-- START OF Supplied information --

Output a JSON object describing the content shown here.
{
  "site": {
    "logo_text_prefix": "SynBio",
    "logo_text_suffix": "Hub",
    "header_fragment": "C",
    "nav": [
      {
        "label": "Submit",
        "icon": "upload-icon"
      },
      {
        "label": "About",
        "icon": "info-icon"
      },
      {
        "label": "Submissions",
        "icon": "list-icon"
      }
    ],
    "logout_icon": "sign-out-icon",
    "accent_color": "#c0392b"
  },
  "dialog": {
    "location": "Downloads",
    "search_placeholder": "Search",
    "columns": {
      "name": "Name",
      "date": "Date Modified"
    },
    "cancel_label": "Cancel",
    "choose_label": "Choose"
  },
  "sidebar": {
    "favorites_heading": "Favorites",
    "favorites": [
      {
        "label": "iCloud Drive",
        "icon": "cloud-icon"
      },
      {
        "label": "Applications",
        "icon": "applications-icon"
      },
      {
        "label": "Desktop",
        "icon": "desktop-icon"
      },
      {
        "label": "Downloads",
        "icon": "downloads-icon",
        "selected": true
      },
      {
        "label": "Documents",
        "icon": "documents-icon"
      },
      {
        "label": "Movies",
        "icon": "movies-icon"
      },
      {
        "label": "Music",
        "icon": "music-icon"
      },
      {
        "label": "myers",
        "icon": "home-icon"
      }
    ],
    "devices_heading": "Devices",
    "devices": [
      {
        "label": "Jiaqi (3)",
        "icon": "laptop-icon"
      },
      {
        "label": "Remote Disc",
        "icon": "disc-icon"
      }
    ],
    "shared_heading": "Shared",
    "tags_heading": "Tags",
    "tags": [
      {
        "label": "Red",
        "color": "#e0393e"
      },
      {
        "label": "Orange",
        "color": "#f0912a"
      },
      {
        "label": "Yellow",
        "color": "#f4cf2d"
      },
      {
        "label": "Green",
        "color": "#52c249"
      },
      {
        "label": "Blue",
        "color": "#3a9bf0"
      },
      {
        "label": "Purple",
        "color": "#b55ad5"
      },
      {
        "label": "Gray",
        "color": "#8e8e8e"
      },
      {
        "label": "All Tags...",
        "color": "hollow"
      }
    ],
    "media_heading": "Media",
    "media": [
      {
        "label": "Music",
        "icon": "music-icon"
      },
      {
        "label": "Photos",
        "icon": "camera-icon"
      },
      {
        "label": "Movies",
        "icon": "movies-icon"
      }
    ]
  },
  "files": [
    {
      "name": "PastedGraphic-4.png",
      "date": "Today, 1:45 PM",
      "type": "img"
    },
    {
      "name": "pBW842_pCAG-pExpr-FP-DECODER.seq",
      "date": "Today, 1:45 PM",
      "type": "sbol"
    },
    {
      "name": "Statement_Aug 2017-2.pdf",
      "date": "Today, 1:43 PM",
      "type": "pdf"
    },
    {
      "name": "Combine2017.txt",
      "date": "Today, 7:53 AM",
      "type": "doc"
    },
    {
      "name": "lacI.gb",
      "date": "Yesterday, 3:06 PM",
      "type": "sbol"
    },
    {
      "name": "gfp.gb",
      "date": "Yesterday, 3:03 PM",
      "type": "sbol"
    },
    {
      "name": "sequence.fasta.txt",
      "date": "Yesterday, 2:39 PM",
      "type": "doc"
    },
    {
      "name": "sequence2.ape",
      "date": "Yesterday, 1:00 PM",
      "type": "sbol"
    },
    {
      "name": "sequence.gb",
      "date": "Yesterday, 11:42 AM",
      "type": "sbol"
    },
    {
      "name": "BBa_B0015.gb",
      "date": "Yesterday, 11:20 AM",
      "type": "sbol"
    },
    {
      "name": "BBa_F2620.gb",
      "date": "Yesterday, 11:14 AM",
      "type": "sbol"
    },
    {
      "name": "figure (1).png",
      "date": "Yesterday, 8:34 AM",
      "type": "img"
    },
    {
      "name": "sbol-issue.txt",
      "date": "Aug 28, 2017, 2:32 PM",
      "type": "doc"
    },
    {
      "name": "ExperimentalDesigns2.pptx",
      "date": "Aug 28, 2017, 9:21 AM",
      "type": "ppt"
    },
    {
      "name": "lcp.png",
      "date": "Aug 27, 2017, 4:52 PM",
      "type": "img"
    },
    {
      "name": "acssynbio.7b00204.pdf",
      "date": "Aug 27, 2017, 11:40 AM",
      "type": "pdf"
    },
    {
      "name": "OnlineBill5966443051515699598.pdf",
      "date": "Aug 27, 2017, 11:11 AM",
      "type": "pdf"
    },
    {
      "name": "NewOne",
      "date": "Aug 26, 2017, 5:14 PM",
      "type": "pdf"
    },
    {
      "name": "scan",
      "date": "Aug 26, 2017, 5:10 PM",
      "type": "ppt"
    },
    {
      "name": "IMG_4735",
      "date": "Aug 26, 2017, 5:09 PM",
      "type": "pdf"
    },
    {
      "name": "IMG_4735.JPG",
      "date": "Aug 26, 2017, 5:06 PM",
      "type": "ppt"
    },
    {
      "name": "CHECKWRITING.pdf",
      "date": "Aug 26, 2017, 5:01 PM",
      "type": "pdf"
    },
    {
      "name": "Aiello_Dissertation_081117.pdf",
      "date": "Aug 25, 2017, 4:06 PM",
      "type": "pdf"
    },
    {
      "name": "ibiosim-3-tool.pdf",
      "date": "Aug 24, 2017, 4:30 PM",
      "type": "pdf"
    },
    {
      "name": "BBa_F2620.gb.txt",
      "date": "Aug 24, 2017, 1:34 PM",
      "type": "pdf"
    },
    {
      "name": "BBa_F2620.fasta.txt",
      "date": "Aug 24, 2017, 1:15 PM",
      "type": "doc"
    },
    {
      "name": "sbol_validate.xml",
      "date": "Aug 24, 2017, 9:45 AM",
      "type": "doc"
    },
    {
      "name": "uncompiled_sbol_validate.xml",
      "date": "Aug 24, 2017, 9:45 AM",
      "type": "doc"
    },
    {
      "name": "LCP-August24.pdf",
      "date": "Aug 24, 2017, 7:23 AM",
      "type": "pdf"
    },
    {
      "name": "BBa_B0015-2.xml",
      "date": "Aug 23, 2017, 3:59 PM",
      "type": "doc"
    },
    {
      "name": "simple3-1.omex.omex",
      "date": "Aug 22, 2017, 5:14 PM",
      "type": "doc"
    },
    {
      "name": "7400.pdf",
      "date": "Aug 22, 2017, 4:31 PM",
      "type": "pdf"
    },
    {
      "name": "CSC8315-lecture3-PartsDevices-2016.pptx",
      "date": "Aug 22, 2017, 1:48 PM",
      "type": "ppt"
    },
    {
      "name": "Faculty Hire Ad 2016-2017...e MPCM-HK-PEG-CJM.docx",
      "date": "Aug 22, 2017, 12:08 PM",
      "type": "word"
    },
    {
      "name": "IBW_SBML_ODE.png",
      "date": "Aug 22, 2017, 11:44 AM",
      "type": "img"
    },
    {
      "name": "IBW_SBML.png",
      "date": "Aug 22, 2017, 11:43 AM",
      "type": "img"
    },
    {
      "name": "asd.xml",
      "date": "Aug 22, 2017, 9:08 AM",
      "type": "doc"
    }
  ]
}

-- END OF Supplied information --

■ **Exercise objective**
Return all of the entries exactly as they were supplied.

■ **Output for this task**
Output a JSON object describing the content shown here.
{
  "site": {
    "logo_text_prefix": "SynBio",
    "logo_text_suffix": "Hub",
    "header_fragment": "C",
    "nav": [
      {
        "label": "Submit",
        "icon": "upload-icon"
      },
      {
        "label": "About",
        "icon": "info-icon"
      },
      {
        "label": "Submissions",
        "icon": "list-icon"
      }
    ],
    "logout_icon": "sign-out-icon",
    "accent_color": "#c0392b"
  },
  "dialog": {
    "location": "Downloads",
    "search_placeholder": "Search",
    "columns": {
      "name": "Name",
      "date": "Date Modified"
    },
    "cancel_label": "Cancel",
    "choose_label": "Choose"
  },
  "sidebar": {
    "favorites_heading": "Favorites",
    "favorites": [
      {
        "label": "iCloud Drive",
        "icon": "cloud-icon"
      },
      {
        "label": "Applications",
        "icon": "applications-icon"
      },
      {
        "label": "Desktop",
        "icon": "desktop-icon"
      },
      {
        "label": "Downloads",
        "icon": "downloads-icon",
        "selected": true
      },
      {
        "label": "Documents",
        "icon": "documents-icon"
      },
      {
        "label": "Movies",
        "icon": "movies-icon"
      },
      {
        "label": "Music",
        "icon": "music-icon"
      },
      {
        "label": "myers",
        "icon": "home-icon"
      }
    ],
    "devices_heading": "Devices",
    "devices": [
      {
        "label": "Jiaqi (3)",
        "icon": "laptop-icon"
      },
      {
        "label": "Remote Disc",
        "icon": "disc-icon"
      }
    ],
    "shared_heading": "Shared",
    "tags_heading": "Tags",
    "tags": [
      {
        "label": "Red",
        "color": "#e0393e"
      },
      {
        "label": "Orange",
        "color": "#f0912a"
      },
      {
        "label": "Yellow",
        "color": "#f4cf2d"
      },
      {
        "label": "Green",
        "color": "#52c249"
      },
      {
        "label": "Blue",
        "color": "#3a9bf0"
      },
      {
        "label": "Purple",
        "color": "#b55ad5"
      },
      {
        "label": "Gray",
        "color": "#8e8e8e"
      },
      {
        "label": "All Tags...",
        "color": "hollow"
      }
    ],
    "media_heading": "Media",
    "media": [
      {
        "label": "Music",
        "icon": "music-icon"
      },
      {
        "label": "Photos",
        "icon": "camera-icon"
      },
      {
        "label": "Movies",
        "icon": "movies-icon"
      }
    ]
  },
  "files": [
    {
      "name": "PastedGraphic-4.png",
      "date": "Today, 1:45 PM",
      "type": "img"
    },
    {
      "name": "pBW842_pCAG-pExpr-FP-DECODER.seq",
      "date": "Today, 1:45 PM",
      "type": "sbol"
    },
    {
      "name": "Statement_Aug 2017-2.pdf",
      "date": "Today, 1:43 PM",
      "type": "pdf"
    },
    {
      "name": "Combine2017.txt",
      "date": "Today, 7:53 AM",
      "type": "doc"
    },
    {
      "name": "lacI.gb",
      "date": "Yesterday, 3:06 PM",
      "type": "sbol"
    },
    {
      "name": "gfp.gb",
      "date": "Yesterday, 3:03 PM",
      "type": "sbol"
    },
    {
      "name": "sequence.fasta.txt",
      "date": "Yesterday, 2:39 PM",
      "type": "doc"
    },
    {
      "name": "sequence2.ape",
      "date": "Yesterday, 1:00 PM",
      "type": "sbol"
    },
    {
      "name": "sequence.gb",
      "date": "Yesterday, 11:42 AM",
      "type": "sbol"
    },
    {
      "name": "BBa_B0015.gb",
      "date": "Yesterday, 11:20 AM",
      "type": "sbol"
    },
    {
      "name": "BBa_F2620.gb",
      "date": "Yesterday, 11:14 AM",
      "type": "sbol"
    },
    {
      "name": "figure (1).png",
      "date": "Yesterday, 8:34 AM",
      "type": "img"
    },
    {
      "name": "sbol-issue.txt",
      "date": "Aug 28, 2017, 2:32 PM",
      "type": "doc"
    },
    {
      "name": "ExperimentalDesigns2.pptx",
      "date": "Aug 28, 2017, 9:21 AM",
      "type": "ppt"
    },
    {
      "name": "lcp.png",
      "date": "Aug 27, 2017, 4:52 PM",
      "type": "img"
    },
    {
      "name": "acssynbio.7b00204.pdf",
      "date": "Aug 27, 2017, 11:40 AM",
      "type": "pdf"
    },
    {
      "name": "OnlineBill5966443051515699598.pdf",
      "date": "Aug 27, 2017, 11:11 AM",
      "type": "pdf"
    },
    {
      "name": "NewOne",
      "date": "Aug 26, 2017, 5:14 PM",
      "type": "pdf"
    },
    {
      "name": "scan",
      "date": "Aug 26, 2017, 5:10 PM",
      "type": "ppt"
    },
    {
      "name": "IMG_4735",
      "date": "Aug 26, 2017, 5:09 PM",
      "type": "pdf"
    },
    {
      "name": "IMG_4735.JPG",
      "date": "Aug 26, 2017, 5:06 PM",
      "type": "ppt"
    },
    {
      "name": "CHECKWRITING.pdf",
      "date": "Aug 26, 2017, 5:01 PM",
      "type": "pdf"
    },
    {
      "name": "Aiello_Dissertation_081117.pdf",
      "date": "Aug 25, 2017, 4:06 PM",
      "type": "pdf"
    },
    {
      "name": "ibiosim-3-tool.pdf",
      "date": "Aug 24, 2017, 4:30 PM",
      "type": "pdf"
    },
    {
      "name": "BBa_F2620.gb.txt",
      "date": "Aug 24, 2017, 1:34 PM",
      "type": "pdf"
    },
    {
      "name": "BBa_F2620.fasta.txt",
      "date": "Aug 24, 2017, 1:15 PM",
      "type": "doc"
    },
    {
      "name": "sbol_validate.xml",
      "date": "Aug 24, 2017, 9:45 AM",
      "type": "doc"
    },
    {
      "name": "uncompiled_sbol_validate.xml",
      "date": "Aug 24, 2017, 9:45 AM",
      "type": "doc"
    },
    {
      "name": "LCP-August24.pdf",
      "date": "Aug 24, 2017, 7:23 AM",
      "type": "pdf"
    },
    {
      "name": "BBa_B0015-2.xml",
      "date": "Aug 23, 2017, 3:59 PM",
      "type": "doc"
    },
    {
      "name": "simple3-1.omex.omex",
      "date": "Aug 22, 2017, 5:14 PM",
      "type": "doc"
    },
    {
      "name": "7400.pdf",
      "date": "Aug 22, 2017, 4:31 PM",
      "type": "pdf"
    },
    {
      "name": "CSC8315-lecture3-PartsDevices-2016.pptx",
      "date": "Aug 22, 2017, 1:48 PM",
      "type": "ppt"
    },
    {
      "name": "Faculty Hire Ad 2016-2017...e MPCM-HK-PEG-CJM.docx",
      "date": "Aug 22, 2017, 12:08 PM",
      "type": "word"
    },
    {
      "name": "IBW_SBML_ODE.png",
      "date": "Aug 22, 2017, 11:44 AM",
      "type": "img"
    },
    {
      "name": "IBW_SBML.png",
      "date": "Aug 22, 2017, 11:43 AM",
      "type": "img"
    },
    {
      "name": "asd.xml",
      "date": "Aug 22, 2017, 9:08 AM",
      "type": "doc"
    }
  ]
}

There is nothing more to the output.